WHAT TO DO: Every line of the records must be repeated exactly; pictures stay out.

Figure data in JSON:
>> Start

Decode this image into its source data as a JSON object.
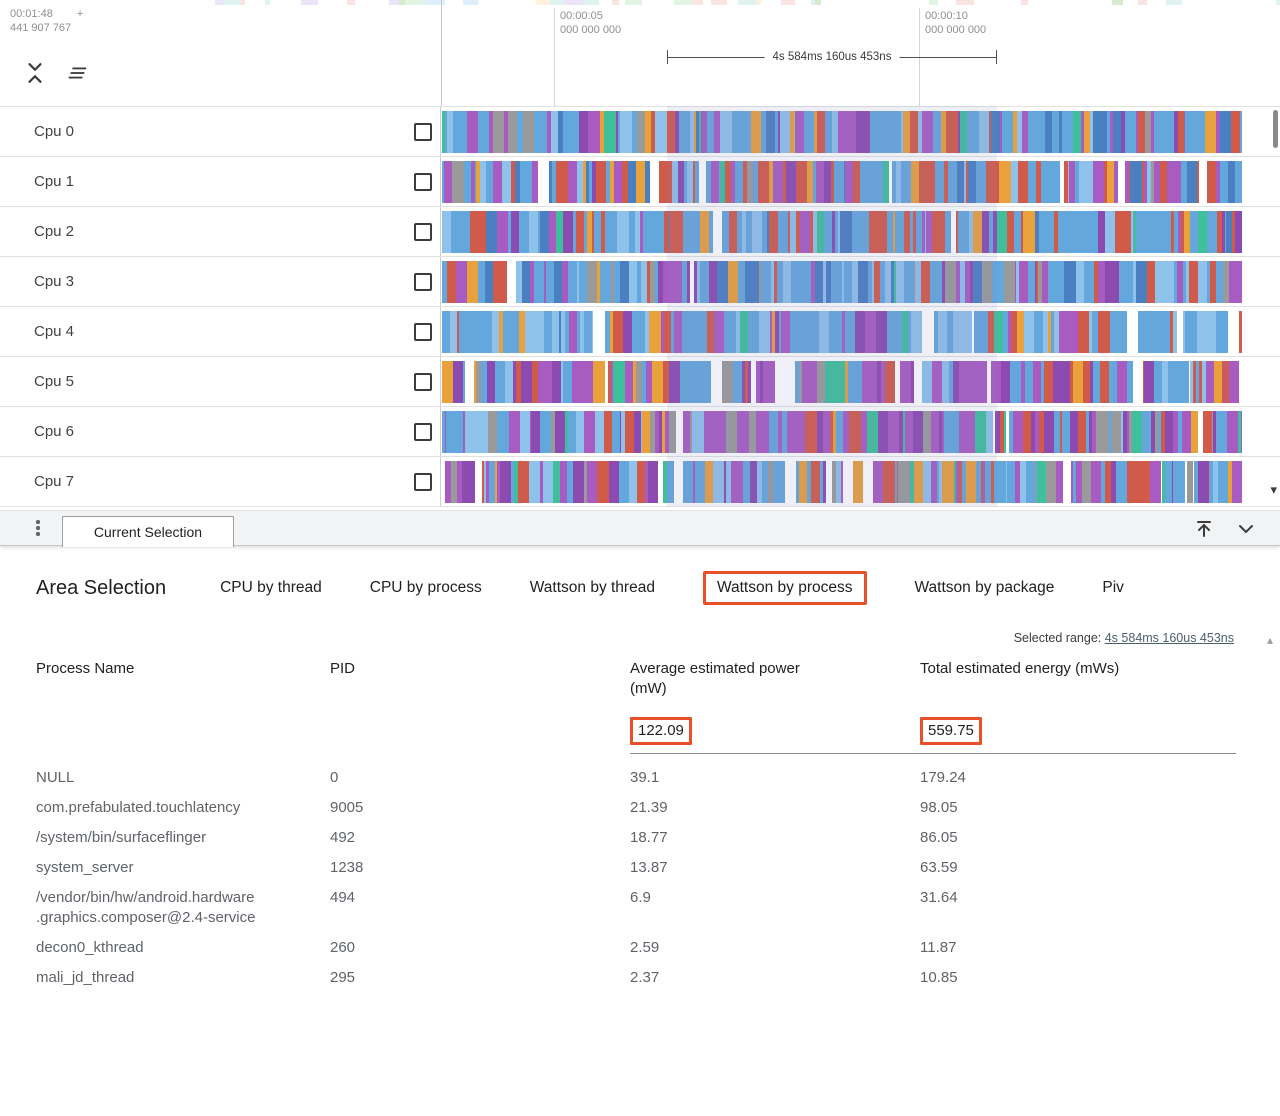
{
  "colors": {
    "accent_orange": "#e8502a",
    "selection_overlay": "rgba(128,128,190,0.13)",
    "palette": {
      "blue": "#64a7dd",
      "lightblue": "#8fc2ea",
      "deepblue": "#4a7fc1",
      "purple": "#a85cc1",
      "deeppurple": "#8b4bb0",
      "orange": "#e9a13c",
      "red": "#d05b4a",
      "teal": "#3fbf9a",
      "green": "#9ccc65",
      "gray": "#9a9a9a",
      "white": "#ffffff"
    }
  },
  "icons": {
    "check": "✓",
    "scroll_down": "▾",
    "scroll_up": "▴"
  },
  "timeline": {
    "clock_main": "00:01:48",
    "clock_plus": "+",
    "clock_offset": "441 907 767",
    "ticks": [
      {
        "time": "00:00:05",
        "sub": "000 000 000"
      },
      {
        "time": "00:00:10",
        "sub": "000 000 000"
      }
    ],
    "range_label": "4s 584ms 160us 453ns"
  },
  "tracks": [
    {
      "label": "Cpu 0",
      "checked": true
    },
    {
      "label": "Cpu 1",
      "checked": true
    },
    {
      "label": "Cpu 2",
      "checked": true
    },
    {
      "label": "Cpu 3",
      "checked": true
    },
    {
      "label": "Cpu 4",
      "checked": true
    },
    {
      "label": "Cpu 5",
      "checked": true
    },
    {
      "label": "Cpu 6",
      "checked": true
    },
    {
      "label": "Cpu 7",
      "checked": true
    }
  ],
  "drawer": {
    "tab_label": "Current Selection"
  },
  "selection": {
    "title": "Area Selection",
    "tabs": [
      {
        "label": "CPU by thread",
        "active": false
      },
      {
        "label": "CPU by process",
        "active": false
      },
      {
        "label": "Wattson by thread",
        "active": false
      },
      {
        "label": "Wattson by process",
        "active": true
      },
      {
        "label": "Wattson by package",
        "active": false
      },
      {
        "label": "Piv",
        "active": false
      }
    ],
    "selected_range_label": "Selected range:",
    "selected_range_value": "4s 584ms 160us 453ns"
  },
  "table": {
    "headers": [
      "Process Name",
      "PID",
      "Average estimated power (mW)",
      "Total estimated energy (mWs)"
    ],
    "totals": {
      "avg_power": "122.09",
      "total_energy": "559.75"
    },
    "rows": [
      [
        "NULL",
        "0",
        "39.1",
        "179.24"
      ],
      [
        "com.prefabulated.touchlatency",
        "9005",
        "21.39",
        "98.05"
      ],
      [
        "/system/bin/surfaceflinger",
        "492",
        "18.77",
        "86.05"
      ],
      [
        "system_server",
        "1238",
        "13.87",
        "63.59"
      ],
      [
        "/vendor/bin/hw/android.hardware.graphics.composer@2.4-service",
        "494",
        "6.9",
        "31.64"
      ],
      [
        "decon0_kthread",
        "260",
        "2.59",
        "11.87"
      ],
      [
        "mali_jd_thread",
        "295",
        "2.37",
        "10.85"
      ]
    ]
  }
}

>> End

RESPONSE TO THIS TASK:
Decode this image into its source data as a JSON object.
{
  "colors": {
    "accent_orange": "#e8502a",
    "selection_overlay": "rgba(128,128,190,0.13)",
    "palette": {
      "blue": "#64a7dd",
      "lightblue": "#8fc2ea",
      "deepblue": "#4a7fc1",
      "purple": "#a85cc1",
      "deeppurple": "#8b4bb0",
      "orange": "#e9a13c",
      "red": "#d05b4a",
      "teal": "#3fbf9a",
      "green": "#9ccc65",
      "gray": "#9a9a9a",
      "white": "#ffffff"
    }
  },
  "icons": {
    "check": "✓",
    "scroll_down": "▾",
    "scroll_up": "▴"
  },
  "timeline": {
    "clock_main": "00:01:48",
    "clock_plus": "+",
    "clock_offset": "441 907 767",
    "ticks": [
      {
        "time": "00:00:05",
        "sub": "000 000 000"
      },
      {
        "time": "00:00:10",
        "sub": "000 000 000"
      }
    ],
    "range_label": "4s 584ms 160us 453ns"
  },
  "tracks": [
    {
      "label": "Cpu 0",
      "checked": true
    },
    {
      "label": "Cpu 1",
      "checked": true
    },
    {
      "label": "Cpu 2",
      "checked": true
    },
    {
      "label": "Cpu 3",
      "checked": true
    },
    {
      "label": "Cpu 4",
      "checked": true
    },
    {
      "label": "Cpu 5",
      "checked": true
    },
    {
      "label": "Cpu 6",
      "checked": true
    },
    {
      "label": "Cpu 7",
      "checked": true
    }
  ],
  "drawer": {
    "tab_label": "Current Selection"
  },
  "selection": {
    "title": "Area Selection",
    "tabs": [
      {
        "label": "CPU by thread",
        "active": false
      },
      {
        "label": "CPU by process",
        "active": false
      },
      {
        "label": "Wattson by thread",
        "active": false
      },
      {
        "label": "Wattson by process",
        "active": true
      },
      {
        "label": "Wattson by package",
        "active": false
      },
      {
        "label": "Piv",
        "active": false
      }
    ],
    "selected_range_label": "Selected range:",
    "selected_range_value": "4s 584ms 160us 453ns"
  },
  "table": {
    "headers": [
      "Process Name",
      "PID",
      "Average estimated power (mW)",
      "Total estimated energy (mWs)"
    ],
    "totals": {
      "avg_power": "122.09",
      "total_energy": "559.75"
    },
    "rows": [
      [
        "NULL",
        "0",
        "39.1",
        "179.24"
      ],
      [
        "com.prefabulated.touchlatency",
        "9005",
        "21.39",
        "98.05"
      ],
      [
        "/system/bin/surfaceflinger",
        "492",
        "18.77",
        "86.05"
      ],
      [
        "system_server",
        "1238",
        "13.87",
        "63.59"
      ],
      [
        "/vendor/bin/hw/android.hardware.graphics.composer@2.4-service",
        "494",
        "6.9",
        "31.64"
      ],
      [
        "decon0_kthread",
        "260",
        "2.59",
        "11.87"
      ],
      [
        "mali_jd_thread",
        "295",
        "2.37",
        "10.85"
      ]
    ]
  }
}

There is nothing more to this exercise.